— STORED RECORDS —
= = = = =
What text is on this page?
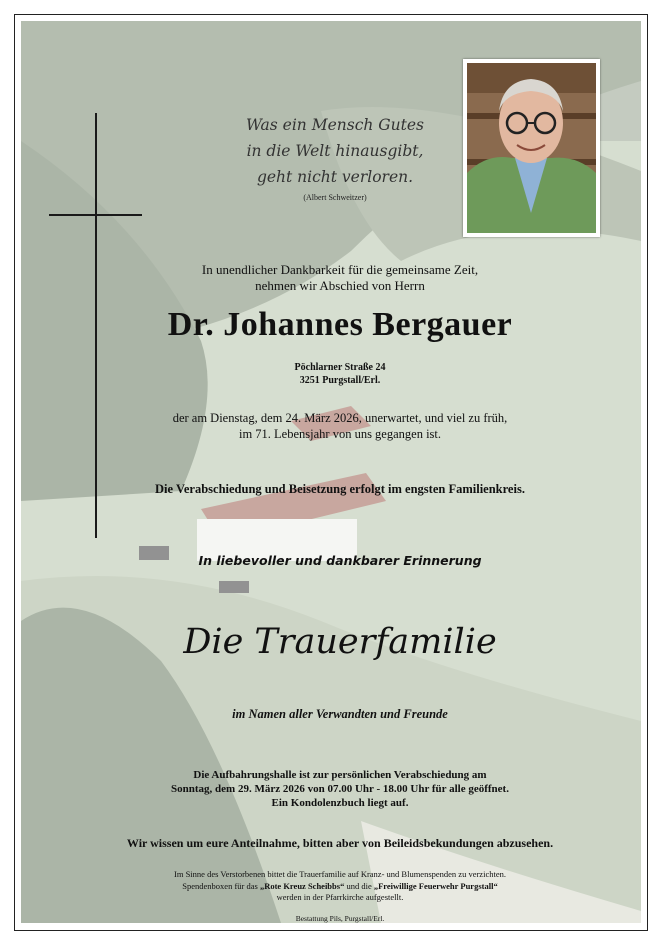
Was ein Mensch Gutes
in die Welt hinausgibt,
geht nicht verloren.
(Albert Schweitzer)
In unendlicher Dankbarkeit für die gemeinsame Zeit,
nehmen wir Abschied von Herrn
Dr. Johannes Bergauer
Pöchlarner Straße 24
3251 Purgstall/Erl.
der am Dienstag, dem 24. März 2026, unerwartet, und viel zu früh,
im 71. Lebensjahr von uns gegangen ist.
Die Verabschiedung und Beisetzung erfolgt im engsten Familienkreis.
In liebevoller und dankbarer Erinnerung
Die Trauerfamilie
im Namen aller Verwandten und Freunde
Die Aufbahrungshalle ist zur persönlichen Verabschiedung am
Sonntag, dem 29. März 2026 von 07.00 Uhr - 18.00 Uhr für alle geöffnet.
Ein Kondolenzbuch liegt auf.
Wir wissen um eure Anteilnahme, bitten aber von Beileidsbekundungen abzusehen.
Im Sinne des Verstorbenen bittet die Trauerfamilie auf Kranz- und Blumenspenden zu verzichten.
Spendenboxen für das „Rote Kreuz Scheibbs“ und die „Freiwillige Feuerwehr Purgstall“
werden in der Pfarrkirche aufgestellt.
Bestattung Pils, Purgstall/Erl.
= = = = =
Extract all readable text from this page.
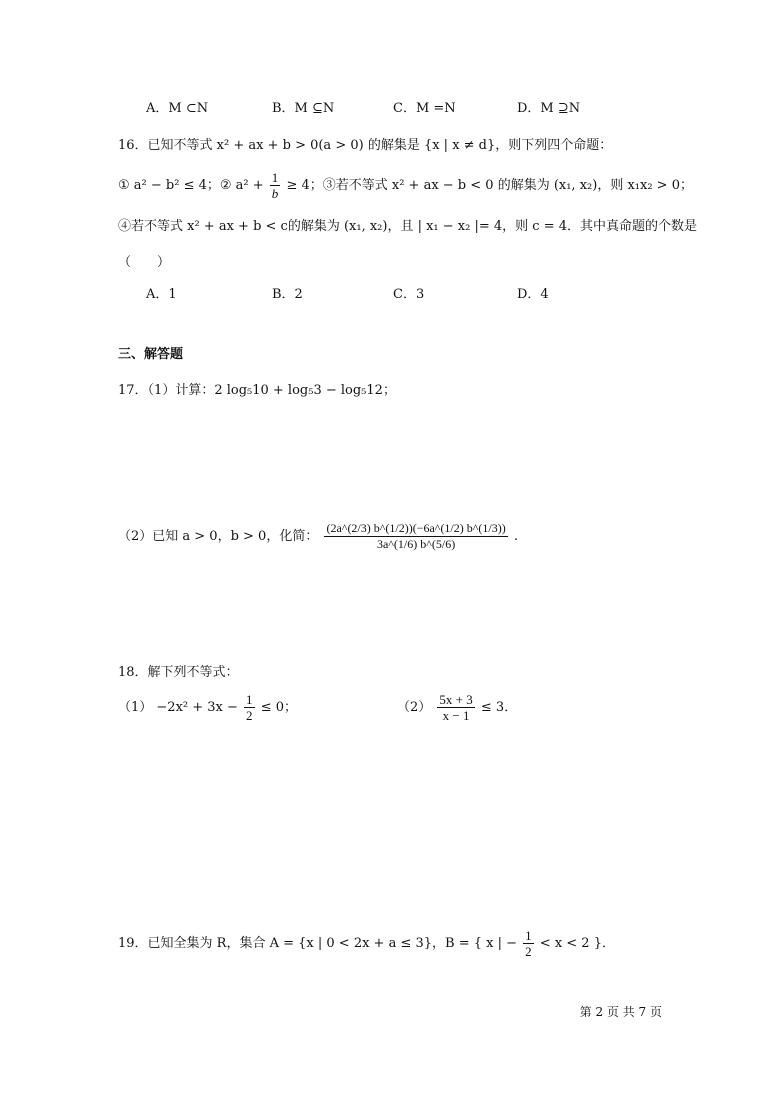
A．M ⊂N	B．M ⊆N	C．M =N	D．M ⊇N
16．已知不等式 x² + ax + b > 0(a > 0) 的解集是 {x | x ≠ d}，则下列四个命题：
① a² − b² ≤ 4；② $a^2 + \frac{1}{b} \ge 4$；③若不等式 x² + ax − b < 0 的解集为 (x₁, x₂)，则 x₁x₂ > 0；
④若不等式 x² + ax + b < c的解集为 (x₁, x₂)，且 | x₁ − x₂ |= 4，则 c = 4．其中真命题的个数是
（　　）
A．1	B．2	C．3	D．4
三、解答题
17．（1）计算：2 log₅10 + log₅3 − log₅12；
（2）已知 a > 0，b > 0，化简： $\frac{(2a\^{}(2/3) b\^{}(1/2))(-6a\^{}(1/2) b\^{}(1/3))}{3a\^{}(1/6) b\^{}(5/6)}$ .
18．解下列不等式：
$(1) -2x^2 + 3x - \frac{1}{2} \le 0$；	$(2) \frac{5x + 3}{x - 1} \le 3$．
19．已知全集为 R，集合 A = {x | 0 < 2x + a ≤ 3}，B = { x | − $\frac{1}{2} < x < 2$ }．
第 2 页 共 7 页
= = = = =
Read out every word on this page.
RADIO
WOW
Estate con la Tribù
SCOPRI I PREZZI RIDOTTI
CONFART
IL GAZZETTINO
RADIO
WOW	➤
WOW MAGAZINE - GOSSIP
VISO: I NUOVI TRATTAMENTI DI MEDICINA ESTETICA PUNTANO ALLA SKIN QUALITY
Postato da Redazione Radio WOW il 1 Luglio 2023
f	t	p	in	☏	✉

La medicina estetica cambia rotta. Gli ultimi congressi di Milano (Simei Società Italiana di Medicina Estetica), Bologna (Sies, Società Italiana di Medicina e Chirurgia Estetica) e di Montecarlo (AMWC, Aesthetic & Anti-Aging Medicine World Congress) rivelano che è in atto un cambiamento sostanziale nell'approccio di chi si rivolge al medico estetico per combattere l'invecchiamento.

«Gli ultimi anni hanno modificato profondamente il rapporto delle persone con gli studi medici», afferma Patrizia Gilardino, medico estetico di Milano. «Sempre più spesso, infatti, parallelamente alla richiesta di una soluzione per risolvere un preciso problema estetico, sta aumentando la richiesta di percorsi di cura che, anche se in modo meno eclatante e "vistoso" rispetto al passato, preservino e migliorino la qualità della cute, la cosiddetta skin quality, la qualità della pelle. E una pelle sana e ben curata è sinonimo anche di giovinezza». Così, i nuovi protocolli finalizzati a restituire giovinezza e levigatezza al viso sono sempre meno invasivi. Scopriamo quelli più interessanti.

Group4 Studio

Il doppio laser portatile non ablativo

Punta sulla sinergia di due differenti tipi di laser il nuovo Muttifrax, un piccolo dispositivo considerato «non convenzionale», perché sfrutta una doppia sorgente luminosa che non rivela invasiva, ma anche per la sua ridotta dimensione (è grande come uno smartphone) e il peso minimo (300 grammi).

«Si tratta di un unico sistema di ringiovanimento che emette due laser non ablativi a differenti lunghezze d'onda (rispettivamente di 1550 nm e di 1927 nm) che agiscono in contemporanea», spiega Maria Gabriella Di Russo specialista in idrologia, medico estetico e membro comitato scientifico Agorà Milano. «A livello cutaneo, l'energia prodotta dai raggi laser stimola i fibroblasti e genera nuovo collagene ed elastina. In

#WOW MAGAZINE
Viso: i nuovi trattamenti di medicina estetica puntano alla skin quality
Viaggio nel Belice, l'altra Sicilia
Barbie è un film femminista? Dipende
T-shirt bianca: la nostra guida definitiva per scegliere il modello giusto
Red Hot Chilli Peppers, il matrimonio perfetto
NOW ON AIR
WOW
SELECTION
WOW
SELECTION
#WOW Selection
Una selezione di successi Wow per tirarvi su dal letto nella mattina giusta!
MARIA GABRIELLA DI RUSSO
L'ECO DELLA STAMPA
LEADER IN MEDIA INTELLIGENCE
= = = = =
— WORK INSTRUCTIONS —
For each line of the entries that includes "text", show that line.

— IN RESPONSE —
What text is on this page?
Extract all readable text from this page.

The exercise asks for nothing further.